— START Provided records —

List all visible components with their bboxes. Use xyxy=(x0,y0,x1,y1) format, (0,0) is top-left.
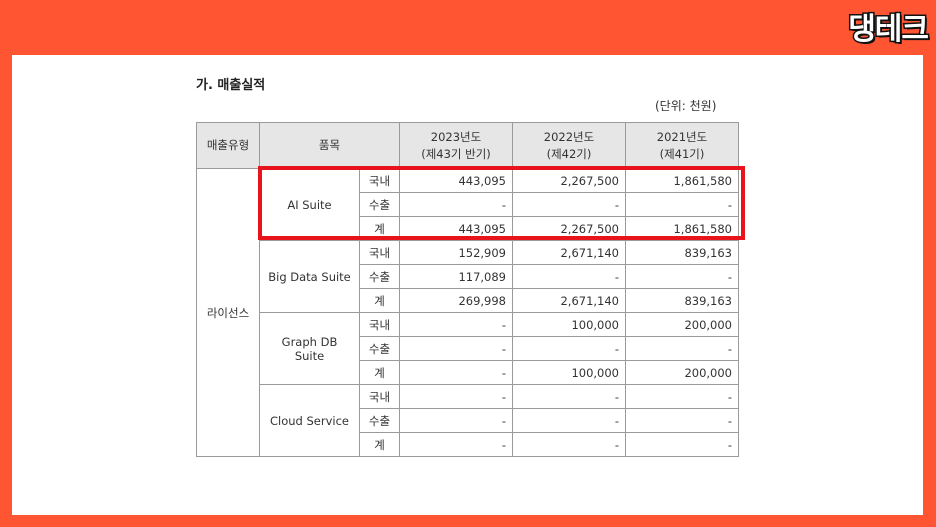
value-2022: - xyxy=(512,408,626,433)
table-row: Graph DB Suite 국내 - 100,000 200,000 xyxy=(197,312,739,385)
sub-type-cell: 계 xyxy=(359,432,400,457)
value-2021: 200,000 xyxy=(625,360,739,385)
value-2023: - xyxy=(399,312,513,337)
value-2023: - xyxy=(399,408,513,433)
header-sales-type: 매출유형 xyxy=(196,122,260,169)
header-2022-period: (제42기) xyxy=(546,146,592,161)
value-2021: - xyxy=(625,336,739,361)
ai-suite-highlight-box xyxy=(258,166,745,240)
value-2023: - xyxy=(399,384,513,409)
value-2023: 152,909 xyxy=(399,240,513,265)
value-2022: 2,671,140 xyxy=(512,240,626,265)
header-2022: 2022년도 (제42기) xyxy=(512,122,626,169)
value-2022: - xyxy=(512,336,626,361)
value-2021: - xyxy=(625,432,739,457)
value-2022: - xyxy=(512,384,626,409)
value-2022: - xyxy=(512,264,626,289)
header-2021: 2021년도 (제41기) xyxy=(625,122,739,169)
sub-type-cell: 계 xyxy=(359,288,400,313)
sales-type-cell: 라이선스 xyxy=(196,168,260,457)
header-2022-year: 2022년도 xyxy=(543,129,595,144)
sub-type-cell: 계 xyxy=(359,360,400,385)
header-2021-period: (제41기) xyxy=(659,146,705,161)
value-2023: - xyxy=(399,432,513,457)
document-viewport: 가. 매출실적 (단위: 천원) 매출유형 품목 2023년도 (제43기 반기… xyxy=(12,55,923,468)
value-2021: 200,000 xyxy=(625,312,739,337)
product-graph-db-suite: Graph DB Suite xyxy=(259,312,360,385)
product-cloud-service: Cloud Service xyxy=(259,384,360,457)
value-2023: - xyxy=(399,336,513,361)
header-item: 품목 xyxy=(259,122,400,169)
header-2023-year: 2023년도 xyxy=(430,129,482,144)
unit-label: (단위: 천원) xyxy=(655,99,717,113)
sub-type-cell: 국내 xyxy=(359,312,400,337)
header-2023: 2023년도 (제43기 반기) xyxy=(399,122,513,169)
value-2023: - xyxy=(399,360,513,385)
table-row: Big Data Suite 국내 152,909 2,671,140 839,… xyxy=(197,240,739,313)
table-header-row: 매출유형 품목 2023년도 (제43기 반기) 2022년도 (제42기) 2… xyxy=(196,122,739,169)
table-row: Cloud Service 국내 - - - xyxy=(197,384,739,457)
document-page: 가. 매출실적 (단위: 천원) 매출유형 품목 2023년도 (제43기 반기… xyxy=(12,55,923,515)
sub-type-cell: 수출 xyxy=(359,336,400,361)
value-2022: 100,000 xyxy=(512,312,626,337)
value-2023: 269,998 xyxy=(399,288,513,313)
sub-type-cell: 국내 xyxy=(359,240,400,265)
value-2021: - xyxy=(625,408,739,433)
product-big-data-suite: Big Data Suite xyxy=(259,240,360,313)
value-2022: 2,671,140 xyxy=(512,288,626,313)
value-2022: 100,000 xyxy=(512,360,626,385)
value-2021: - xyxy=(625,384,739,409)
section-title: 가. 매출실적 xyxy=(196,78,266,93)
brand-logo: 댕테크 xyxy=(847,11,931,49)
value-2021: 839,163 xyxy=(625,240,739,265)
header-2021-year: 2021년도 xyxy=(656,129,708,144)
sub-type-cell: 수출 xyxy=(359,408,400,433)
value-2023: 117,089 xyxy=(399,264,513,289)
value-2021: 839,163 xyxy=(625,288,739,313)
value-2022: - xyxy=(512,432,626,457)
sub-type-cell: 수출 xyxy=(359,264,400,289)
header-2023-period: (제43기 반기) xyxy=(421,146,491,161)
value-2021: - xyxy=(625,264,739,289)
sub-type-cell: 국내 xyxy=(359,384,400,409)
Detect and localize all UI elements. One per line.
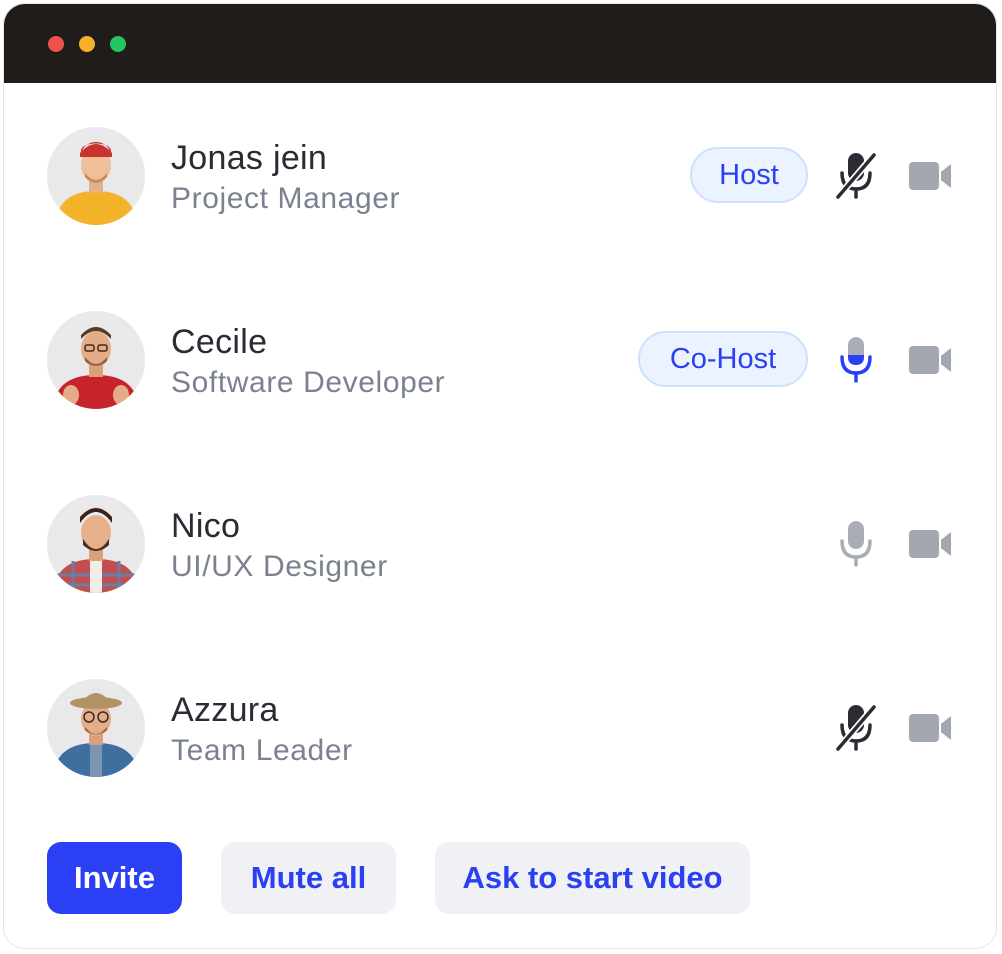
video-camera-icon[interactable]: [907, 526, 953, 562]
mute-all-button[interactable]: Mute all: [221, 842, 396, 914]
avatar: [47, 311, 145, 409]
mic-icon[interactable]: [834, 519, 878, 569]
participants-window: Jonas jein Project Manager Host Cecile S…: [3, 3, 997, 949]
invite-button[interactable]: Invite: [47, 842, 182, 914]
avatar: [47, 127, 145, 225]
close-window-button[interactable]: [48, 36, 64, 52]
participant-role: Project Manager: [171, 182, 401, 215]
mic-off-icon[interactable]: [834, 151, 878, 201]
video-camera-icon[interactable]: [907, 158, 953, 194]
participant-row: Cecile Software Developer Co-Host: [4, 311, 996, 411]
title-bar: [4, 4, 996, 83]
participant-name: Nico: [171, 507, 241, 545]
participant-role: UI/UX Designer: [171, 550, 388, 583]
maximize-window-button[interactable]: [110, 36, 126, 52]
host-badge: Host: [690, 147, 808, 203]
participant-row: Azzura Team Leader: [4, 679, 996, 779]
avatar: [47, 679, 145, 777]
participant-row: Jonas jein Project Manager Host: [4, 127, 996, 227]
minimize-window-button[interactable]: [79, 36, 95, 52]
ask-start-video-button[interactable]: Ask to start video: [435, 842, 750, 914]
participant-role: Team Leader: [171, 734, 353, 767]
participant-name: Jonas jein: [171, 139, 328, 177]
video-camera-icon[interactable]: [907, 710, 953, 746]
mic-off-icon[interactable]: [834, 703, 878, 753]
participant-name: Azzura: [171, 691, 279, 729]
co-host-badge: Co-Host: [638, 331, 808, 387]
participant-name: Cecile: [171, 323, 268, 361]
mic-icon[interactable]: [834, 335, 878, 385]
video-camera-icon[interactable]: [907, 342, 953, 378]
participant-role: Software Developer: [171, 366, 446, 399]
participant-row: Nico UI/UX Designer: [4, 495, 996, 595]
avatar: [47, 495, 145, 593]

— END Provided records —

■ What to do ■
In the records above, start at the line containing "video-camera-icon[interactable]: [907, 526, 953, 562]" and end with the line containing "participant-name: Azzura: [171, 691, 279, 729]". Put only those lines into a JSON list of strings, one string per line.

■ The reply ■
[
  "video-camera-icon[interactable]: [907, 526, 953, 562]",
  "mute-all-button[interactable]: Mute all: [221, 842, 396, 914]",
  "avatar: [47, 311, 145, 409]",
  "mic-icon[interactable]: [834, 519, 878, 569]",
  "participants-window: Jonas jein Project Manager Host Cecile S…: [3, 3, 997, 949]",
  "invite-button[interactable]: Invite: [47, 842, 182, 914]",
  "avatar: [47, 127, 145, 225]",
  "close-window-button[interactable]: [48, 36, 64, 52]",
  "participant-role: Project Manager: [171, 182, 401, 215]",
  "mic-off-icon[interactable]: [834, 151, 878, 201]",
  "video-camera-icon[interactable]: [907, 158, 953, 194]",
  "participant-row: Cecile Software Developer Co-Host: [4, 311, 996, 411]",
  "title-bar: [4, 4, 996, 83]",
  "participant-name: Nico: [171, 507, 241, 545]",
  "participant-role: UI/UX Designer: [171, 550, 388, 583]",
  "maximize-window-button[interactable]: [110, 36, 126, 52]",
  "host-badge: Host: [690, 147, 808, 203]",
  "participant-row: Azzura Team Leader: [4, 679, 996, 779]",
  "avatar: [47, 679, 145, 777]",
  "participant-row: Jonas jein Project Manager Host: [4, 127, 996, 227]",
  "minimize-window-button[interactable]: [79, 36, 95, 52]",
  "ask-start-video-button[interactable]: Ask to start video: [435, 842, 750, 914]",
  "participant-role: Team Leader: [171, 734, 353, 767]",
  "participant-name: Jonas jein: [171, 139, 328, 177]",
  "video-camera-icon[interactable]: [907, 710, 953, 746]",
  "mic-off-icon[interactable]: [834, 703, 878, 753]",
  "participant-name: Azzura: [171, 691, 279, 729]"
]